--- Start of EXTRACT ---

Control:

Stability

Table of Contents





1. Stability of Open Loop System

Consider a rational transfer function of the form


$$ G(s) = \frac{N(s)}{D(s)}, $$


where $N(s)$ and $D(s)$ are polynomials in $s$. The roots of the denominator polynomial $D(s)$ are called the poles of the transfer function and determine the system's stability properties.


Stability Criterion

A linear time-invariant (LTI) system is said to be asymptotically stable if all poles of its transfer function lie strictly in the left-half of the complex $s$-plane (i.e., all poles have negative real parts).


Equivalently, the system is stable if and only if the roots of the characteristic equation


$$ D(s) = 0 $$


all lie in the open left-half plane (LHP).

--- End of EXTRACT ---

→ WHAT THE TASK REQUIRES
Resume the control stability text on open-loop systems from the point where it stops. The listing that follows is separate material and has no connection to the control stability text.

--- Start of GIVEN DATA ---

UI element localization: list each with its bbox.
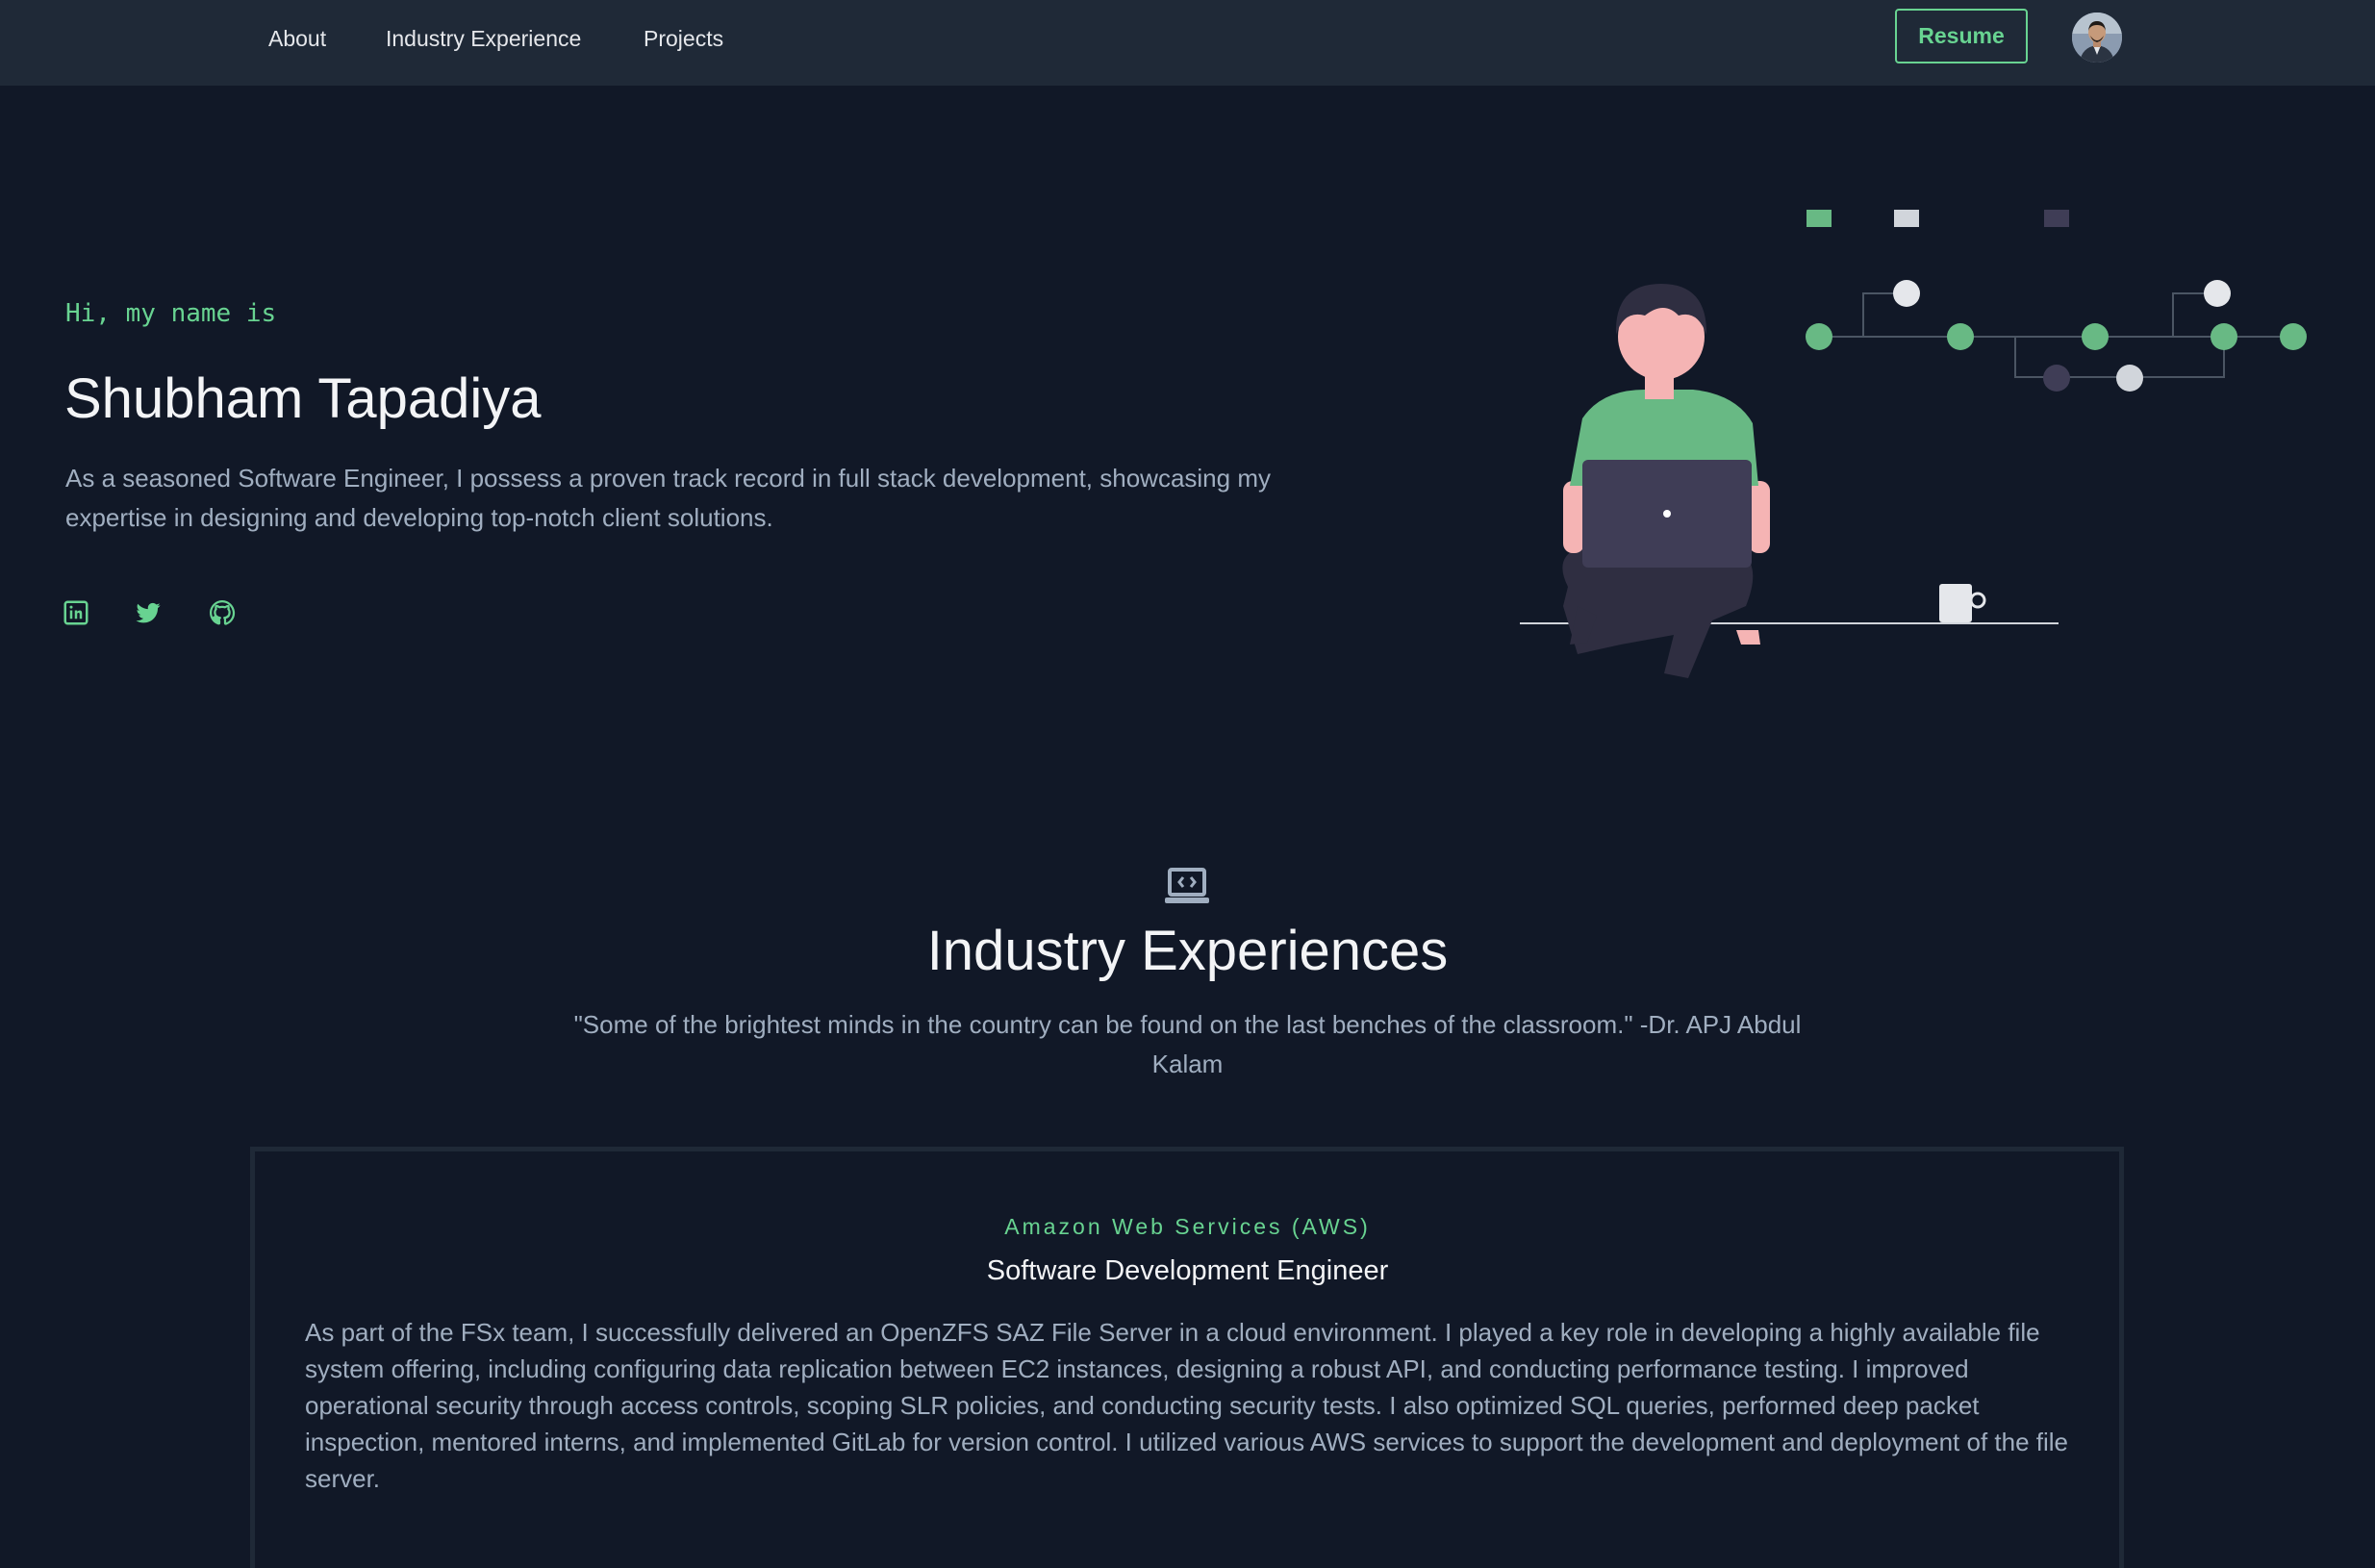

--- End of GIVEN DATA ---

→ EXERCISE RESPONSE
Example: First-Order System

Consider the simple first-order transfer function:


$$ G(s) = \frac{1}{s + a}, $$


with inverse Laplace transform


$$ \mathscr{L}^{-1}\left\{G(s)\right\} = e^{-at} u(t). $$


  • If $a > 0$, then the pole is located at $s = -a$ in the LHP. The exponential term $e^{-at}$ decays to zero as $t \to \infty$, and the system is stable.

  • If $a < 0$, then the pole is located in the right-half plane (RHP). The response grows exponentially without bound, and the system is unstable.



Example: Higher-Order System

Consider a system with three poles:


$$ G(s) = \frac{1}{(s + 1)(s + 3)(s - 2)}. $$


This system can be decomposed into partial fractions:


$$ G(s) = \frac{A}{s + 1} + \frac{B}{s + 3} + \frac{C}{s - 2}, $$


with inverse Laplace transform


$$ \mathscr{L}^{-1}\left\{G(s)\right\} = A e^{-t} + B e^{-3t} + C e^{2t}. $$


The terms $A e^{-t}$ and $B e^{-3t}$ decay over time, but the term $C e^{2t}$ grows without bound. Since this exponential term dominates for large $t$, the overall system response diverges.



Even if most poles of a system lie in the left-half plane, the presence of a single pole in the right-half plane is sufficient to render the system unstable. Therefore, for open-loop stability, all poles must lie strictly in the LHP.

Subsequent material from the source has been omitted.